- [Task statement] Reproduce each line from the records that holds "lingkungan".

- [Records shown]
------
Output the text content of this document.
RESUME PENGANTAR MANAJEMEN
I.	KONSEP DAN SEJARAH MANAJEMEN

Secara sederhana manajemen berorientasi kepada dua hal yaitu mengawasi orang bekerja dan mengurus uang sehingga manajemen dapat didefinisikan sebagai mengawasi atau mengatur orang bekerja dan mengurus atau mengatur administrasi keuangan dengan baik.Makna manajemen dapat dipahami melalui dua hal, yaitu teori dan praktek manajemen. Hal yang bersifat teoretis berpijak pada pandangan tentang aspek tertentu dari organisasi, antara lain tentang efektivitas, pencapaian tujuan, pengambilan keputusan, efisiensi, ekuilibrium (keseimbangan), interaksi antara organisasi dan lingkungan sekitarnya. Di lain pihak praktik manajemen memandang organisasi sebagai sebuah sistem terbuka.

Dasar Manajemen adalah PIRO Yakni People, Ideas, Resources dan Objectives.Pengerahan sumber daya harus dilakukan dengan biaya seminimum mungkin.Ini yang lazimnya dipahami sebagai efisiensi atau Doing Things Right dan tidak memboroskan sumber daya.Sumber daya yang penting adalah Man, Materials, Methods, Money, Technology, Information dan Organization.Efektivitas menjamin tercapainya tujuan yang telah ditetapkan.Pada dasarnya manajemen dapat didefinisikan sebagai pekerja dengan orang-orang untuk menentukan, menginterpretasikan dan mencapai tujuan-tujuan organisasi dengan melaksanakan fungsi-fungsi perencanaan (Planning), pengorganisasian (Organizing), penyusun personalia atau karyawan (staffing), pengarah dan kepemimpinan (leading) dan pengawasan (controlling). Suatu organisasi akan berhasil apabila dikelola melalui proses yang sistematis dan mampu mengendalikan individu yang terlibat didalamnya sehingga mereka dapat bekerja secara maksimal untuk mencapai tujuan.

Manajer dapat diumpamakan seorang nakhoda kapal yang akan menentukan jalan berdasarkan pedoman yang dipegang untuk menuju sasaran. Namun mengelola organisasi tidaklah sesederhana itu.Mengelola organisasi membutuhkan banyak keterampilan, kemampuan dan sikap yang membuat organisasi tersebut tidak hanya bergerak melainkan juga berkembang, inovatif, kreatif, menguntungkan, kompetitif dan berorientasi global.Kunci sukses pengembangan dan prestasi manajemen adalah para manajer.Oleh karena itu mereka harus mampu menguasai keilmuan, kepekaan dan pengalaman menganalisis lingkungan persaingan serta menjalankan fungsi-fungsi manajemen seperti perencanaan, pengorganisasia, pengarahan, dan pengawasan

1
------
- [Worked solution]
Secara sederhana manajemen berorientasi kepada dua hal yaitu mengawasi orang bekerja dan mengurus uang sehingga manajemen dapat didefinisikan sebagai mengawasi atau mengatur orang bekerja dan mengurus atau mengatur administrasi keuangan dengan baik.Makna manajemen dapat dipahami melalui dua hal, yaitu teori dan praktek manajemen. Hal yang bersifat teoretis berpijak pada pandangan tentang aspek tertentu dari organisasi, antara lain tentang efektivitas, pencapaian tujuan, pengambilan keputusan, efisiensi, ekuilibrium (keseimbangan), interaksi antara organisasi dan lingkungan sekitarnya. Di lain pihak praktik manajemen memandang organisasi sebagai sebuah sistem terbuka.
Manajer dapat diumpamakan seorang nakhoda kapal yang akan menentukan jalan berdasarkan pedoman yang dipegang untuk menuju sasaran. Namun mengelola organisasi tidaklah sesederhana itu.Mengelola organisasi membutuhkan banyak keterampilan, kemampuan dan sikap yang membuat organisasi tersebut tidak hanya bergerak melainkan juga berkembang, inovatif, kreatif, menguntungkan, kompetitif dan berorientasi global.Kunci sukses pengembangan dan prestasi manajemen adalah para manajer.Oleh karena itu mereka harus mampu menguasai keilmuan, kepekaan dan pengalaman menganalisis lingkungan persaingan serta menjalankan fungsi-fungsi manajemen seperti perencanaan, pengorganisasia, pengarahan, dan pengawasan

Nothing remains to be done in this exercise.